* **WHAT NEEDS TO BE DONE**
Exclude the pictures, then repeat exactly each line from the one containing "Transcribe this chart's" to the final line of the records that follow.

(Dataset records on visual material)
================================

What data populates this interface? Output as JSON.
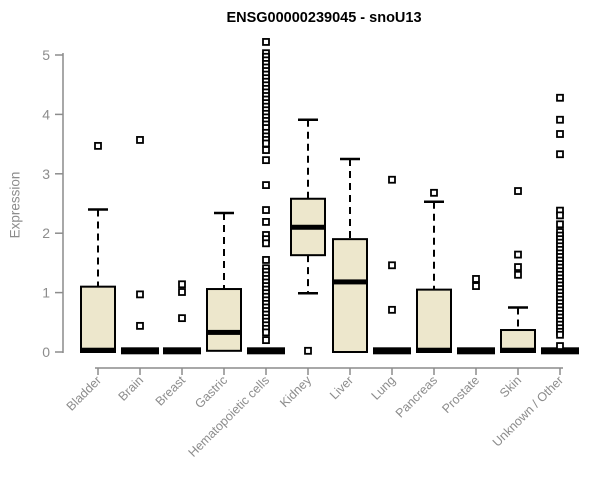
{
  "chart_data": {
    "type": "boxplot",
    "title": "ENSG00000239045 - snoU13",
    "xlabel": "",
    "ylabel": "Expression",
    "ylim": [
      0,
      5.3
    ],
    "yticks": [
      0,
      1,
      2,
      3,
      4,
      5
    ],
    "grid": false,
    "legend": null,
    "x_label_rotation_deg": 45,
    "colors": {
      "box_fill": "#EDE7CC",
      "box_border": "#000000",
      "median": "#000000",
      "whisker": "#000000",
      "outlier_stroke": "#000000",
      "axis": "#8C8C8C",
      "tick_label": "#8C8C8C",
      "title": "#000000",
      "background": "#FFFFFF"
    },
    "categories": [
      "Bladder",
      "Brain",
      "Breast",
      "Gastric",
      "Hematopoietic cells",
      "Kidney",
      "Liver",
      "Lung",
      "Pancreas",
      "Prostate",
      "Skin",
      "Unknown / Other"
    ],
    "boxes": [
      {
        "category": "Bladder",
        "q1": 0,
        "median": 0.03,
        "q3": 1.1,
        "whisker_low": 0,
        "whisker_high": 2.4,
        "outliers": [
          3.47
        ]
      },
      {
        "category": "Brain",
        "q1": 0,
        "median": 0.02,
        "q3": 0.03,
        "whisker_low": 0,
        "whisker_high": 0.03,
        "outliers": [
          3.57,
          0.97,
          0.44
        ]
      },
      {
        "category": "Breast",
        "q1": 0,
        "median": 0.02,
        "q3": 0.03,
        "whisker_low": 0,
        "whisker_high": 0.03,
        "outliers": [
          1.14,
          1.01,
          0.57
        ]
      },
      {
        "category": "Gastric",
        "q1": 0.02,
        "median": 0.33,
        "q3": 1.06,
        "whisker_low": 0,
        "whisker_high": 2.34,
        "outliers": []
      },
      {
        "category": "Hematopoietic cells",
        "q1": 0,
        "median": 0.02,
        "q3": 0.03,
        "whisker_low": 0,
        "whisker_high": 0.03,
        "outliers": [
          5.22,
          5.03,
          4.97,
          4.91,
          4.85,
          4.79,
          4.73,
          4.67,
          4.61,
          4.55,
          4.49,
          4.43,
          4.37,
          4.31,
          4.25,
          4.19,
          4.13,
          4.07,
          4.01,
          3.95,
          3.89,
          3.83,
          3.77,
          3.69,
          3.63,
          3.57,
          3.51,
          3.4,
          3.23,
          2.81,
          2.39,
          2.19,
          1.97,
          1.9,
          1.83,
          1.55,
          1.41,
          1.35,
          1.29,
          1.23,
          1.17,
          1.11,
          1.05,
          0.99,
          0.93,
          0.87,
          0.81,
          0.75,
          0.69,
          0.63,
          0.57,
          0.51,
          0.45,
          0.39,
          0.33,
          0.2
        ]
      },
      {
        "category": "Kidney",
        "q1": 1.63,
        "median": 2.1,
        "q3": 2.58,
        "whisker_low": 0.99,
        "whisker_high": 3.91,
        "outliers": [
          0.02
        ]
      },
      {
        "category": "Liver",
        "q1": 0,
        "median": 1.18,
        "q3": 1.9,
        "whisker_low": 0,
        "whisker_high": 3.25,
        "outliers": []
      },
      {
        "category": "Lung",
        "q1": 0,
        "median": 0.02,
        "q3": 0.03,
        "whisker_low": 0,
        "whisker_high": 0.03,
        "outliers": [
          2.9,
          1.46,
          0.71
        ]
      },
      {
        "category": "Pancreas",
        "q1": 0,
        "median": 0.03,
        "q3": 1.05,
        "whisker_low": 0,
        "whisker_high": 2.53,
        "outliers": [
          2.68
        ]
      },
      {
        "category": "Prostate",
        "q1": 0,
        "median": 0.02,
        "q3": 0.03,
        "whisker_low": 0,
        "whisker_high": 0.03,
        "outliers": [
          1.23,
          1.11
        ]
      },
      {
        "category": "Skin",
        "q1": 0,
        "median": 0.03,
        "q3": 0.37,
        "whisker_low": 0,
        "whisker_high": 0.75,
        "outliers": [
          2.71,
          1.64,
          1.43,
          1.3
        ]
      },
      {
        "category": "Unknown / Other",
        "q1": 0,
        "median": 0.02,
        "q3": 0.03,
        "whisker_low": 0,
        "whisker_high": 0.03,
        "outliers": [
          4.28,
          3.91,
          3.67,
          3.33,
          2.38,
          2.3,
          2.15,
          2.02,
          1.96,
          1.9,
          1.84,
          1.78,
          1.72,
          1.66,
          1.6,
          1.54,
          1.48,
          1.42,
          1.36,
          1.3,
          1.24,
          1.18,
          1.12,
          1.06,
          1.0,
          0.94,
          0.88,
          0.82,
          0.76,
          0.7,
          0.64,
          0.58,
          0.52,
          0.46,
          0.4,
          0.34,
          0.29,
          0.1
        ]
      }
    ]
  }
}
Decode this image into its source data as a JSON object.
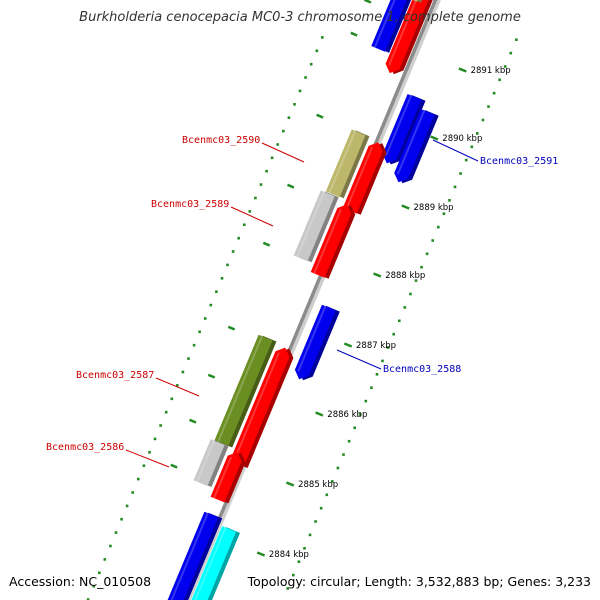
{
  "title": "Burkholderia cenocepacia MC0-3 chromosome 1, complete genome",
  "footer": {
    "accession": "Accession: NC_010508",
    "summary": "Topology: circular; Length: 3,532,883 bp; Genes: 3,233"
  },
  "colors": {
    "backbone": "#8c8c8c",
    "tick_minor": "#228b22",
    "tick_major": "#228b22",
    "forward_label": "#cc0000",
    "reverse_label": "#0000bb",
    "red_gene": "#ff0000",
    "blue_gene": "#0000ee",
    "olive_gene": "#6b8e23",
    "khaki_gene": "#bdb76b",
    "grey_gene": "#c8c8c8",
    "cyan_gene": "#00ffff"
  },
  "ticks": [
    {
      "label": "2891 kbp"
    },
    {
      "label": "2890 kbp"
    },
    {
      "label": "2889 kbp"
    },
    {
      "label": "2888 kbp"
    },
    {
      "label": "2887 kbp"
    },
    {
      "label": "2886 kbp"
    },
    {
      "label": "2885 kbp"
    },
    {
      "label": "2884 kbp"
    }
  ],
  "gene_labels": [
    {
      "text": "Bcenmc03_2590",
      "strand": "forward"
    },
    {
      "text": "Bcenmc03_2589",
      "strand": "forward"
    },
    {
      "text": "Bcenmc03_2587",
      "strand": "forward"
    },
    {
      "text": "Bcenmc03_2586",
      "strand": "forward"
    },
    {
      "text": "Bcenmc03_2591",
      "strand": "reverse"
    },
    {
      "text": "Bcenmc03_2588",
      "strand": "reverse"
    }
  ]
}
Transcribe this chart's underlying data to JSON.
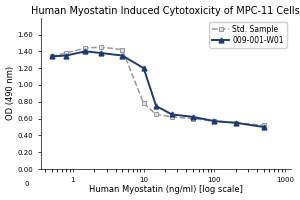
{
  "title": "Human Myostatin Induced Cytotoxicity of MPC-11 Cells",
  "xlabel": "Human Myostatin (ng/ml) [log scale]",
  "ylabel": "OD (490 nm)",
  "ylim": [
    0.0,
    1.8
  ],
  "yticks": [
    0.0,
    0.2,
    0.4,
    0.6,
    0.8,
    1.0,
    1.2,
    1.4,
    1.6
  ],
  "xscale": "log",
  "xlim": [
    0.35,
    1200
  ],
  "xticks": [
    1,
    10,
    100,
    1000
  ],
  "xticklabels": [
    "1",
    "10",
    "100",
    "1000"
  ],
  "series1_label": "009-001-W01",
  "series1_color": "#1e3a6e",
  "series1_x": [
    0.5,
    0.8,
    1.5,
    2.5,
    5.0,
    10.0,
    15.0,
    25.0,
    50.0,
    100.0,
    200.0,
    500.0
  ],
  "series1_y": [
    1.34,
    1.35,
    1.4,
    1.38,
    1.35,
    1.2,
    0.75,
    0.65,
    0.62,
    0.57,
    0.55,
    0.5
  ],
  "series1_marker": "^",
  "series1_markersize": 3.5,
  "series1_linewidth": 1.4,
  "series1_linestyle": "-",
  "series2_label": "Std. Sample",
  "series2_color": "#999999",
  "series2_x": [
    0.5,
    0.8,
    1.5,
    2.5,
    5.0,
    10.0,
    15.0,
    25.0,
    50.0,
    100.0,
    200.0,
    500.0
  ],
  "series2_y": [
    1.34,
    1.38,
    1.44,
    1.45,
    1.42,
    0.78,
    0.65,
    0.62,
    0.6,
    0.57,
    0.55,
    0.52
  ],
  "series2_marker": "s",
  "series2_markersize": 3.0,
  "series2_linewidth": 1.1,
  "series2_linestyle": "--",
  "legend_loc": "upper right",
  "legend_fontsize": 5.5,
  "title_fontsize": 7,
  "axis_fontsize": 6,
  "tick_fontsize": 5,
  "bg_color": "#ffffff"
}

================================

* **OUTPUT OF THE EXERCISE**
Transcribe this chart's underlying data to JSON.
{
  "title": "Human Myostatin Induced Cytotoxicity of MPC-11 Cells",
  "xlabel": "Human Myostatin (ng/ml) [log scale]",
  "ylabel": "OD (490 nm)",
  "ylim": [
    0.0,
    1.8
  ],
  "yticks": [
    0.0,
    0.2,
    0.4,
    0.6,
    0.8,
    1.0,
    1.2,
    1.4,
    1.6
  ],
  "xscale": "log",
  "xlim": [
    0.35,
    1200
  ],
  "xticks": [
    1,
    10,
    100,
    1000
  ],
  "xticklabels": [
    "1",
    "10",
    "100",
    "1000"
  ],
  "series1_label": "009-001-W01",
  "series1_color": "#1e3a6e",
  "series1_x": [
    0.5,
    0.8,
    1.5,
    2.5,
    5.0,
    10.0,
    15.0,
    25.0,
    50.0,
    100.0,
    200.0,
    500.0
  ],
  "series1_y": [
    1.34,
    1.35,
    1.4,
    1.38,
    1.35,
    1.2,
    0.75,
    0.65,
    0.62,
    0.57,
    0.55,
    0.5
  ],
  "series1_marker": "^",
  "series1_markersize": 3.5,
  "series1_linewidth": 1.4,
  "series1_linestyle": "-",
  "series2_label": "Std. Sample",
  "series2_color": "#999999",
  "series2_x": [
    0.5,
    0.8,
    1.5,
    2.5,
    5.0,
    10.0,
    15.0,
    25.0,
    50.0,
    100.0,
    200.0,
    500.0
  ],
  "series2_y": [
    1.34,
    1.38,
    1.44,
    1.45,
    1.42,
    0.78,
    0.65,
    0.62,
    0.6,
    0.57,
    0.55,
    0.52
  ],
  "series2_marker": "s",
  "series2_markersize": 3.0,
  "series2_linewidth": 1.1,
  "series2_linestyle": "--",
  "legend_loc": "upper right",
  "legend_fontsize": 5.5,
  "title_fontsize": 7,
  "axis_fontsize": 6,
  "tick_fontsize": 5,
  "bg_color": "#ffffff"
}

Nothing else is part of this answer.